Note each line where "NOAA" appears, and copy it.
— Start Supplied information —
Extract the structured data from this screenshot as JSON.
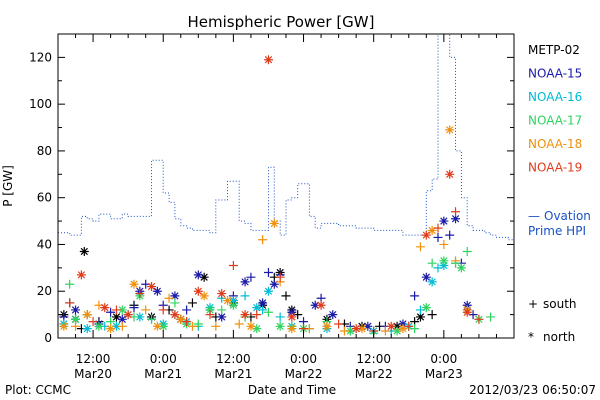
{
  "chart_data": {
    "type": "scatter",
    "title": "Hemispheric Power [GW]",
    "ylabel": "P [GW]",
    "xlabel": "Date and Time",
    "ylim": [
      0,
      130
    ],
    "xlim": [
      0,
      78
    ],
    "yticks": [
      0,
      20,
      40,
      60,
      80,
      100,
      120
    ],
    "x_ticks": [
      {
        "x": 6,
        "time": "12:00",
        "date": "Mar20"
      },
      {
        "x": 18,
        "time": "0:00",
        "date": "Mar21"
      },
      {
        "x": 30,
        "time": "12:00",
        "date": "Mar21"
      },
      {
        "x": 42,
        "time": "0:00",
        "date": "Mar22"
      },
      {
        "x": 54,
        "time": "12:00",
        "date": "Mar22"
      },
      {
        "x": 66,
        "time": "0:00",
        "date": "Mar23"
      }
    ],
    "footer_left": "Plot: CCMC",
    "footer_right": "2012/03/23 06:50:07",
    "marker_legend": [
      {
        "symbol": "+",
        "label": "south"
      },
      {
        "symbol": "*",
        "label": "north"
      }
    ],
    "series": [
      {
        "name": "METP-02",
        "color": "#000000",
        "points": [
          [
            1,
            10
          ],
          [
            2,
            15
          ],
          [
            3,
            8
          ],
          [
            4,
            4
          ],
          [
            4.5,
            37
          ],
          [
            7,
            7
          ],
          [
            10,
            9
          ],
          [
            13,
            14
          ],
          [
            16,
            9
          ],
          [
            19,
            12
          ],
          [
            21,
            8
          ],
          [
            23,
            15
          ],
          [
            25,
            26
          ],
          [
            27,
            9
          ],
          [
            30,
            15
          ],
          [
            33,
            9
          ],
          [
            35,
            14
          ],
          [
            37,
            26
          ],
          [
            38,
            28
          ],
          [
            39,
            18
          ],
          [
            40,
            12
          ],
          [
            41,
            10
          ],
          [
            46,
            8
          ],
          [
            49,
            6
          ],
          [
            52,
            5
          ],
          [
            55,
            5
          ],
          [
            58,
            5
          ],
          [
            61,
            7
          ],
          [
            62,
            9
          ],
          [
            64,
            10
          ]
        ]
      },
      {
        "name": "NOAA-15",
        "color": "#1a1aa8",
        "points": [
          [
            1,
            9
          ],
          [
            3,
            12
          ],
          [
            5,
            10
          ],
          [
            7,
            6
          ],
          [
            9,
            11
          ],
          [
            11,
            8
          ],
          [
            13,
            13
          ],
          [
            14,
            20
          ],
          [
            15,
            23
          ],
          [
            17,
            20
          ],
          [
            18,
            14
          ],
          [
            20,
            18
          ],
          [
            22,
            12
          ],
          [
            24,
            27
          ],
          [
            26,
            12
          ],
          [
            28,
            9
          ],
          [
            30,
            18
          ],
          [
            32,
            24
          ],
          [
            33,
            26
          ],
          [
            35,
            15
          ],
          [
            36,
            28
          ],
          [
            37,
            23
          ],
          [
            38,
            27
          ],
          [
            40,
            11
          ],
          [
            42,
            7
          ],
          [
            44,
            14
          ],
          [
            45,
            17
          ],
          [
            47,
            10
          ],
          [
            50,
            5
          ],
          [
            53,
            5
          ],
          [
            56,
            5
          ],
          [
            59,
            6
          ],
          [
            61,
            18
          ],
          [
            63,
            26
          ],
          [
            65,
            43
          ],
          [
            66,
            50
          ],
          [
            67,
            44
          ],
          [
            68,
            51
          ],
          [
            69,
            32
          ],
          [
            70,
            14
          ],
          [
            71,
            10
          ]
        ]
      },
      {
        "name": "NOAA-16",
        "color": "#00bcd4",
        "points": [
          [
            1,
            6
          ],
          [
            3,
            8
          ],
          [
            5,
            4
          ],
          [
            8,
            5
          ],
          [
            10,
            5
          ],
          [
            12,
            10
          ],
          [
            14,
            9
          ],
          [
            16,
            8
          ],
          [
            18,
            6
          ],
          [
            20,
            10
          ],
          [
            22,
            7
          ],
          [
            24,
            5
          ],
          [
            26,
            13
          ],
          [
            28,
            17
          ],
          [
            30,
            16
          ],
          [
            32,
            18
          ],
          [
            34,
            13
          ],
          [
            35,
            12
          ],
          [
            36,
            20
          ],
          [
            38,
            9
          ],
          [
            40,
            5
          ],
          [
            43,
            4
          ],
          [
            46,
            4
          ],
          [
            50,
            3
          ],
          [
            54,
            3
          ],
          [
            57,
            3
          ],
          [
            60,
            5
          ],
          [
            62,
            12
          ],
          [
            64,
            24
          ],
          [
            65,
            30
          ],
          [
            66,
            31
          ],
          [
            68,
            32
          ],
          [
            70,
            12
          ]
        ]
      },
      {
        "name": "NOAA-17",
        "color": "#2fd460",
        "points": [
          [
            2,
            23
          ],
          [
            3,
            8
          ],
          [
            5,
            10
          ],
          [
            7,
            5
          ],
          [
            9,
            7
          ],
          [
            11,
            12
          ],
          [
            13,
            9
          ],
          [
            14,
            18
          ],
          [
            16,
            8
          ],
          [
            18,
            5
          ],
          [
            20,
            15
          ],
          [
            22,
            6
          ],
          [
            24,
            6
          ],
          [
            26,
            12
          ],
          [
            28,
            12
          ],
          [
            30,
            14
          ],
          [
            32,
            9
          ],
          [
            34,
            4
          ],
          [
            36,
            11
          ],
          [
            38,
            5
          ],
          [
            40,
            5
          ],
          [
            42,
            4
          ],
          [
            46,
            7
          ],
          [
            50,
            3
          ],
          [
            54,
            2
          ],
          [
            58,
            3
          ],
          [
            61,
            4
          ],
          [
            63,
            13
          ],
          [
            64,
            32
          ],
          [
            66,
            33
          ],
          [
            68,
            32
          ],
          [
            69,
            30
          ],
          [
            70,
            37
          ],
          [
            72,
            8
          ],
          [
            74,
            9
          ]
        ]
      },
      {
        "name": "NOAA-18",
        "color": "#f0900c",
        "points": [
          [
            1,
            5
          ],
          [
            3,
            5
          ],
          [
            5,
            10
          ],
          [
            7,
            14
          ],
          [
            9,
            4
          ],
          [
            11,
            5
          ],
          [
            13,
            23
          ],
          [
            15,
            12
          ],
          [
            17,
            5
          ],
          [
            19,
            17
          ],
          [
            21,
            8
          ],
          [
            23,
            5
          ],
          [
            25,
            18
          ],
          [
            27,
            5
          ],
          [
            29,
            16
          ],
          [
            31,
            6
          ],
          [
            33,
            5
          ],
          [
            35,
            42
          ],
          [
            37,
            49
          ],
          [
            38,
            24
          ],
          [
            40,
            4
          ],
          [
            43,
            4
          ],
          [
            46,
            5
          ],
          [
            49,
            3
          ],
          [
            52,
            4
          ],
          [
            56,
            3
          ],
          [
            59,
            4
          ],
          [
            62,
            39
          ],
          [
            64,
            46
          ],
          [
            66,
            40
          ],
          [
            67,
            89
          ],
          [
            68,
            33
          ],
          [
            70,
            12
          ]
        ]
      },
      {
        "name": "NOAA-19",
        "color": "#e03c1c",
        "points": [
          [
            2,
            15
          ],
          [
            4,
            27
          ],
          [
            6,
            7
          ],
          [
            8,
            13
          ],
          [
            10,
            12
          ],
          [
            12,
            10
          ],
          [
            14,
            19
          ],
          [
            16,
            22
          ],
          [
            18,
            12
          ],
          [
            20,
            10
          ],
          [
            22,
            7
          ],
          [
            24,
            20
          ],
          [
            26,
            10
          ],
          [
            28,
            19
          ],
          [
            30,
            31
          ],
          [
            32,
            10
          ],
          [
            34,
            10
          ],
          [
            36,
            119
          ],
          [
            38,
            26
          ],
          [
            40,
            9
          ],
          [
            42,
            4
          ],
          [
            45,
            14
          ],
          [
            48,
            6
          ],
          [
            51,
            4
          ],
          [
            54,
            3
          ],
          [
            57,
            5
          ],
          [
            60,
            5
          ],
          [
            63,
            44
          ],
          [
            65,
            47
          ],
          [
            67,
            70
          ],
          [
            68,
            54
          ],
          [
            70,
            11
          ],
          [
            72,
            8
          ]
        ]
      }
    ],
    "ovation": {
      "name_line1": "Ovation",
      "name_line2": "Prime HPI",
      "legend_dash": "—",
      "color": "#1a52c4",
      "points": [
        [
          0,
          45
        ],
        [
          1,
          45
        ],
        [
          2,
          44
        ],
        [
          3,
          44
        ],
        [
          4,
          52
        ],
        [
          5,
          51
        ],
        [
          6,
          50
        ],
        [
          7,
          53
        ],
        [
          8,
          53
        ],
        [
          9,
          51
        ],
        [
          10,
          51
        ],
        [
          11,
          53
        ],
        [
          12,
          52
        ],
        [
          13,
          52
        ],
        [
          14,
          52
        ],
        [
          15,
          52
        ],
        [
          16,
          76
        ],
        [
          17,
          76
        ],
        [
          18,
          62
        ],
        [
          19,
          58
        ],
        [
          20,
          51
        ],
        [
          21,
          48
        ],
        [
          22,
          47
        ],
        [
          23,
          46
        ],
        [
          24,
          46
        ],
        [
          25,
          46
        ],
        [
          26,
          45
        ],
        [
          27,
          59
        ],
        [
          28,
          59
        ],
        [
          29,
          67
        ],
        [
          30,
          67
        ],
        [
          31,
          50
        ],
        [
          32,
          49
        ],
        [
          33,
          46
        ],
        [
          34,
          46
        ],
        [
          35,
          46
        ],
        [
          36,
          73
        ],
        [
          37,
          50
        ],
        [
          38,
          44
        ],
        [
          39,
          59
        ],
        [
          40,
          60
        ],
        [
          41,
          66
        ],
        [
          42,
          66
        ],
        [
          43,
          52
        ],
        [
          44,
          47
        ],
        [
          45,
          49
        ],
        [
          46,
          49
        ],
        [
          47,
          49
        ],
        [
          48,
          48
        ],
        [
          49,
          48
        ],
        [
          50,
          48
        ],
        [
          51,
          47
        ],
        [
          52,
          47
        ],
        [
          53,
          47
        ],
        [
          54,
          46
        ],
        [
          55,
          46
        ],
        [
          56,
          46
        ],
        [
          57,
          46
        ],
        [
          58,
          46
        ],
        [
          59,
          44
        ],
        [
          60,
          44
        ],
        [
          61,
          44
        ],
        [
          62,
          44
        ],
        [
          63,
          63
        ],
        [
          64,
          68
        ],
        [
          65,
          130
        ],
        [
          66,
          130
        ],
        [
          67,
          120
        ],
        [
          68,
          80
        ],
        [
          69,
          60
        ],
        [
          70,
          48
        ],
        [
          71,
          46
        ],
        [
          72,
          46
        ],
        [
          73,
          45
        ],
        [
          74,
          44
        ],
        [
          75,
          43
        ],
        [
          76,
          43
        ],
        [
          77,
          42
        ],
        [
          78,
          42
        ]
      ]
    }
  }
}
— End Supplied information —
- **Solution to this exercise**:
        "name": "NOAA-15",
        "name": "NOAA-16",
        "name": "NOAA-17",
        "name": "NOAA-18",
        "name": "NOAA-19",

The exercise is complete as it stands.